→ **What you have to do**
Identify the lines that contain the word "JSON", then copy them.

[Saved entries]

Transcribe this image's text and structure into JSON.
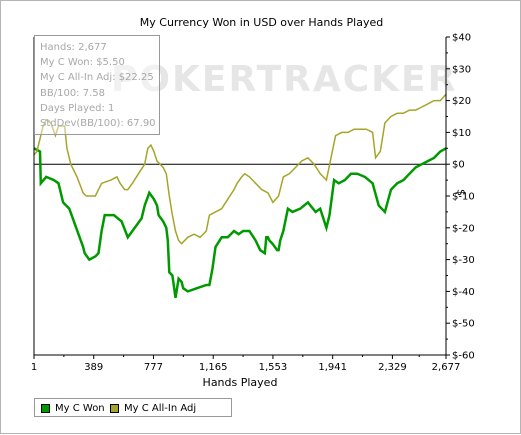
{
  "chart_data": {
    "type": "line",
    "title": "My Currency Won in USD over Hands Played",
    "xlabel": "Hands Played",
    "ylabel": "$",
    "xlim": [
      1,
      2677
    ],
    "ylim": [
      -60,
      40
    ],
    "x_ticks": [
      1,
      389,
      777,
      1165,
      1553,
      1941,
      2329,
      2677
    ],
    "x_tick_labels": [
      "1",
      "389",
      "777",
      "1,165",
      "1,553",
      "1,941",
      "2,329",
      "2,677"
    ],
    "y_ticks": [
      40,
      30,
      20,
      10,
      0,
      -10,
      -20,
      -30,
      -40,
      -50,
      -60
    ],
    "y_tick_labels": [
      "$40",
      "$30",
      "$20",
      "$10",
      "$0",
      "$-10",
      "$-20",
      "$-30",
      "$-40",
      "$-50",
      "$-60"
    ],
    "zero_line": true,
    "legend": "bottom-left",
    "watermark": "POKERTRACKER",
    "stats": [
      "Hands: 2,677",
      "My C Won: $5.50",
      "My C All-In Adj: $22.25",
      "BB/100: 7.58",
      "Days Played: 1",
      "StdDev(BB/100): 67.90"
    ],
    "series": [
      {
        "name": "My C Won",
        "color": "#009a00",
        "points": [
          [
            1,
            5
          ],
          [
            40,
            4
          ],
          [
            45,
            -6
          ],
          [
            80,
            -4
          ],
          [
            130,
            -5
          ],
          [
            160,
            -6
          ],
          [
            190,
            -12
          ],
          [
            230,
            -14
          ],
          [
            260,
            -18
          ],
          [
            290,
            -22
          ],
          [
            320,
            -26
          ],
          [
            330,
            -28
          ],
          [
            360,
            -30
          ],
          [
            400,
            -29
          ],
          [
            420,
            -28
          ],
          [
            440,
            -21
          ],
          [
            460,
            -16
          ],
          [
            520,
            -16
          ],
          [
            570,
            -18
          ],
          [
            610,
            -23
          ],
          [
            640,
            -21
          ],
          [
            700,
            -17
          ],
          [
            720,
            -13
          ],
          [
            750,
            -9
          ],
          [
            780,
            -11
          ],
          [
            800,
            -13
          ],
          [
            810,
            -16
          ],
          [
            840,
            -18
          ],
          [
            860,
            -20
          ],
          [
            870,
            -24
          ],
          [
            880,
            -34
          ],
          [
            900,
            -35
          ],
          [
            920,
            -42
          ],
          [
            940,
            -36
          ],
          [
            960,
            -37
          ],
          [
            970,
            -39
          ],
          [
            1000,
            -40
          ],
          [
            1060,
            -39
          ],
          [
            1120,
            -38
          ],
          [
            1140,
            -38
          ],
          [
            1160,
            -33
          ],
          [
            1180,
            -26
          ],
          [
            1220,
            -23
          ],
          [
            1260,
            -23
          ],
          [
            1300,
            -21
          ],
          [
            1330,
            -22
          ],
          [
            1360,
            -21
          ],
          [
            1400,
            -21
          ],
          [
            1440,
            -24
          ],
          [
            1470,
            -27
          ],
          [
            1500,
            -28
          ],
          [
            1510,
            -23
          ],
          [
            1520,
            -23
          ],
          [
            1530,
            -24
          ],
          [
            1550,
            -25
          ],
          [
            1580,
            -27
          ],
          [
            1590,
            -27
          ],
          [
            1600,
            -24
          ],
          [
            1620,
            -21
          ],
          [
            1650,
            -14
          ],
          [
            1680,
            -15
          ],
          [
            1730,
            -14
          ],
          [
            1780,
            -12
          ],
          [
            1830,
            -15
          ],
          [
            1860,
            -14
          ],
          [
            1900,
            -20
          ],
          [
            1920,
            -16
          ],
          [
            1950,
            -5
          ],
          [
            1980,
            -6
          ],
          [
            2020,
            -5
          ],
          [
            2060,
            -3
          ],
          [
            2100,
            -3
          ],
          [
            2150,
            -4
          ],
          [
            2200,
            -6
          ],
          [
            2240,
            -13
          ],
          [
            2280,
            -15
          ],
          [
            2320,
            -8
          ],
          [
            2360,
            -6
          ],
          [
            2400,
            -5
          ],
          [
            2440,
            -3
          ],
          [
            2480,
            -1
          ],
          [
            2520,
            0
          ],
          [
            2560,
            1
          ],
          [
            2600,
            2
          ],
          [
            2640,
            4
          ],
          [
            2677,
            5
          ]
        ]
      },
      {
        "name": "My C All-In Adj",
        "color": "#a5a52a",
        "points": [
          [
            1,
            3
          ],
          [
            20,
            4
          ],
          [
            40,
            8
          ],
          [
            60,
            12
          ],
          [
            80,
            14
          ],
          [
            110,
            13
          ],
          [
            140,
            9
          ],
          [
            160,
            12
          ],
          [
            200,
            12
          ],
          [
            215,
            5
          ],
          [
            240,
            0
          ],
          [
            280,
            -4
          ],
          [
            320,
            -9
          ],
          [
            340,
            -10
          ],
          [
            400,
            -10
          ],
          [
            420,
            -8
          ],
          [
            440,
            -6
          ],
          [
            500,
            -5
          ],
          [
            540,
            -4
          ],
          [
            560,
            -6
          ],
          [
            590,
            -8
          ],
          [
            610,
            -8
          ],
          [
            640,
            -6
          ],
          [
            680,
            -3
          ],
          [
            720,
            0
          ],
          [
            740,
            5
          ],
          [
            760,
            6
          ],
          [
            780,
            4
          ],
          [
            800,
            1
          ],
          [
            820,
            0
          ],
          [
            840,
            -1
          ],
          [
            860,
            -3
          ],
          [
            880,
            -10
          ],
          [
            900,
            -16
          ],
          [
            920,
            -21
          ],
          [
            940,
            -24
          ],
          [
            960,
            -25
          ],
          [
            1000,
            -23
          ],
          [
            1040,
            -22
          ],
          [
            1080,
            -23
          ],
          [
            1120,
            -21
          ],
          [
            1140,
            -16
          ],
          [
            1180,
            -15
          ],
          [
            1220,
            -14
          ],
          [
            1260,
            -11
          ],
          [
            1300,
            -8
          ],
          [
            1320,
            -6
          ],
          [
            1350,
            -4
          ],
          [
            1370,
            -3
          ],
          [
            1400,
            -4
          ],
          [
            1440,
            -6
          ],
          [
            1480,
            -8
          ],
          [
            1520,
            -9
          ],
          [
            1553,
            -12
          ],
          [
            1590,
            -10
          ],
          [
            1620,
            -4
          ],
          [
            1660,
            -3
          ],
          [
            1700,
            -1
          ],
          [
            1740,
            1
          ],
          [
            1780,
            2
          ],
          [
            1820,
            0
          ],
          [
            1860,
            -3
          ],
          [
            1900,
            -5
          ],
          [
            1930,
            2
          ],
          [
            1960,
            9
          ],
          [
            2000,
            10
          ],
          [
            2040,
            10
          ],
          [
            2080,
            11
          ],
          [
            2120,
            11
          ],
          [
            2160,
            11
          ],
          [
            2200,
            10
          ],
          [
            2220,
            2
          ],
          [
            2250,
            4
          ],
          [
            2280,
            13
          ],
          [
            2320,
            15
          ],
          [
            2360,
            16
          ],
          [
            2400,
            16
          ],
          [
            2440,
            17
          ],
          [
            2480,
            17
          ],
          [
            2520,
            18
          ],
          [
            2560,
            19
          ],
          [
            2600,
            20
          ],
          [
            2640,
            20
          ],
          [
            2677,
            22
          ]
        ]
      }
    ]
  }
}
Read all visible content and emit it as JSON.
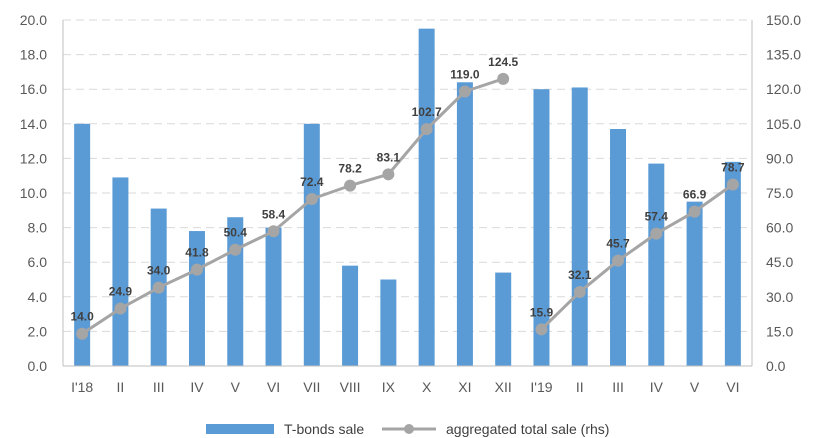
{
  "chart_data": {
    "type": "bar",
    "categories": [
      "I'18",
      "II",
      "III",
      "IV",
      "V",
      "VI",
      "VII",
      "VIII",
      "IX",
      "X",
      "XI",
      "XII",
      "I'19",
      "II",
      "III",
      "IV",
      "V",
      "VI"
    ],
    "series": [
      {
        "name": "T-bonds sale",
        "type": "bar",
        "axis": "left",
        "color": "#5b9bd5",
        "values": [
          14.0,
          10.9,
          9.1,
          7.8,
          8.6,
          8.0,
          14.0,
          5.8,
          5.0,
          19.5,
          16.4,
          5.4,
          16.0,
          16.1,
          13.7,
          11.7,
          9.5,
          11.8
        ]
      },
      {
        "name": "aggregated total sale (rhs)",
        "type": "line",
        "axis": "right",
        "color": "#a5a5a5",
        "values": [
          14.0,
          24.9,
          34.0,
          41.8,
          50.4,
          58.4,
          72.4,
          78.2,
          83.1,
          102.7,
          119.0,
          124.5,
          15.9,
          32.1,
          45.7,
          57.4,
          66.9,
          78.7
        ],
        "segments": [
          [
            0,
            11
          ],
          [
            12,
            17
          ]
        ],
        "labels": [
          "14.0",
          "24.9",
          "34.0",
          "41.8",
          "50.4",
          "58.4",
          "72.4",
          "78.2",
          "83.1",
          "102.7",
          "119.0",
          "124.5",
          "15.9",
          "32.1",
          "45.7",
          "57.4",
          "66.9",
          "78.7"
        ]
      }
    ],
    "y_left": {
      "min": 0,
      "max": 20,
      "step": 2,
      "ticks": [
        "0.0",
        "2.0",
        "4.0",
        "6.0",
        "8.0",
        "10.0",
        "12.0",
        "14.0",
        "16.0",
        "18.0",
        "20.0"
      ]
    },
    "y_right": {
      "min": 0,
      "max": 150,
      "step": 15,
      "ticks": [
        "0.0",
        "15.0",
        "30.0",
        "45.0",
        "60.0",
        "75.0",
        "90.0",
        "105.0",
        "120.0",
        "135.0",
        "150.0"
      ]
    },
    "grid": true,
    "legend_position": "bottom"
  },
  "legend": {
    "bar_label": "T-bonds sale",
    "line_label": "aggregated total sale (rhs)"
  }
}
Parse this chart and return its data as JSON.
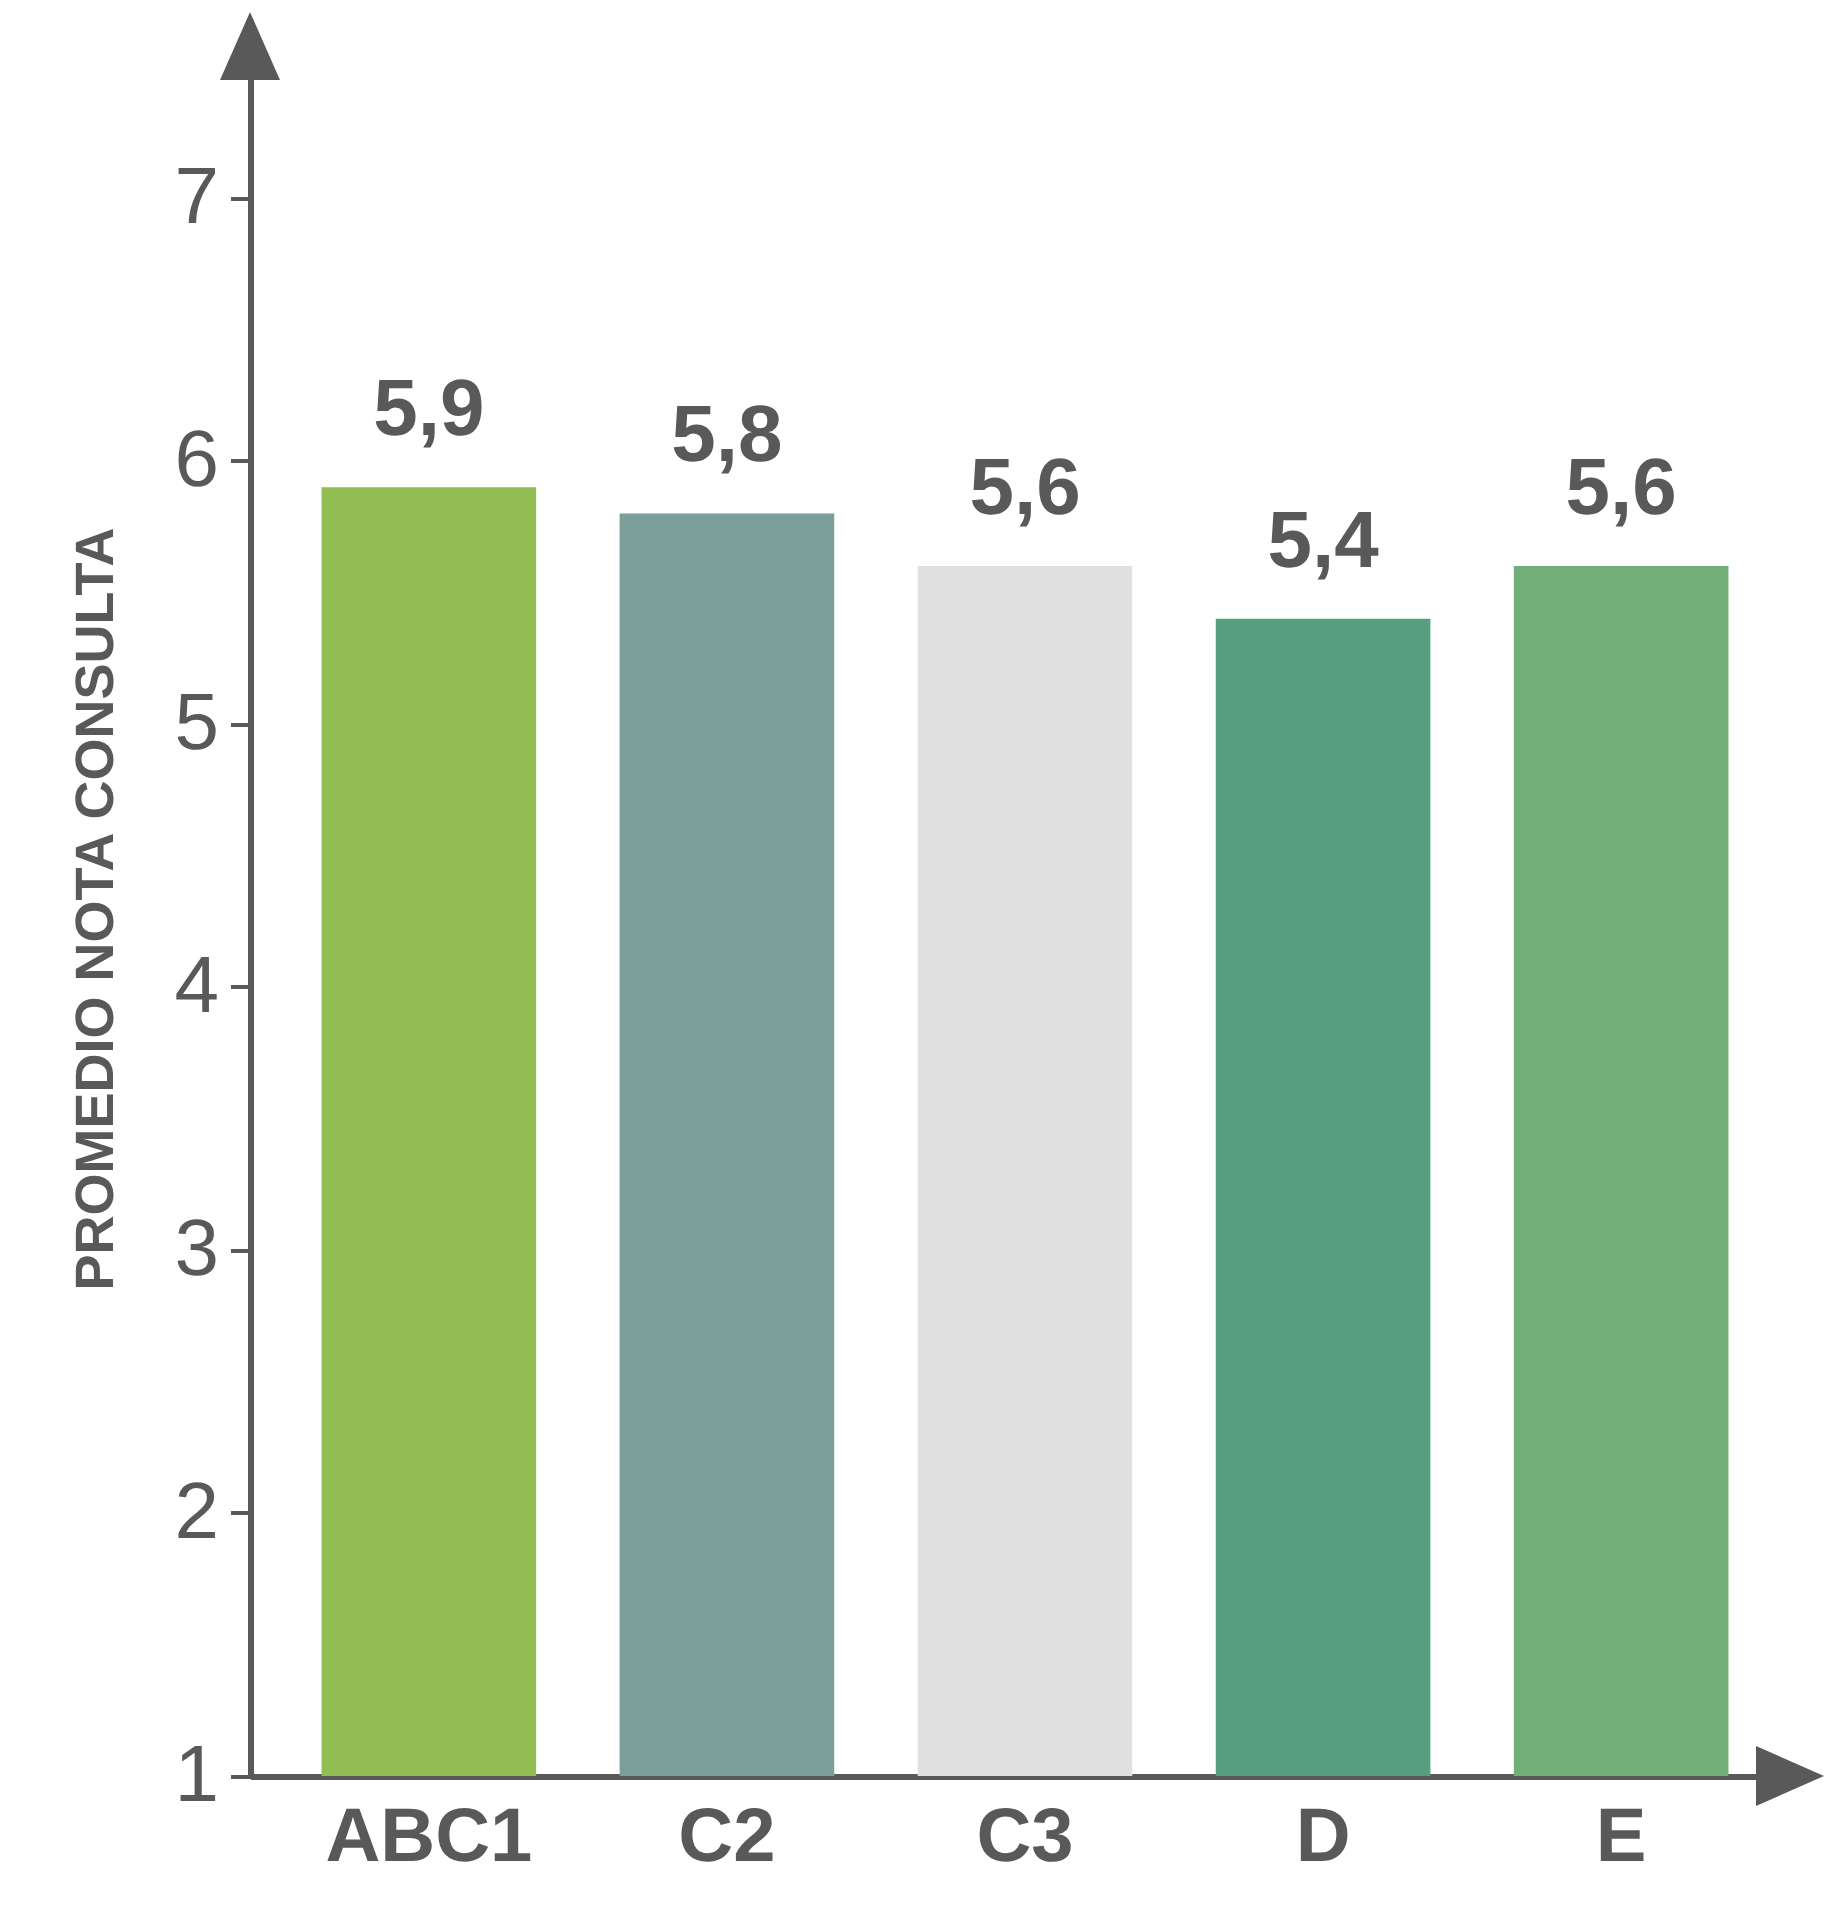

→ **Exercise output**
Transcribe this image's text and structure into JSON.
Read all visible content and emit it as JSON.
Parse this chart and return its data as JSON.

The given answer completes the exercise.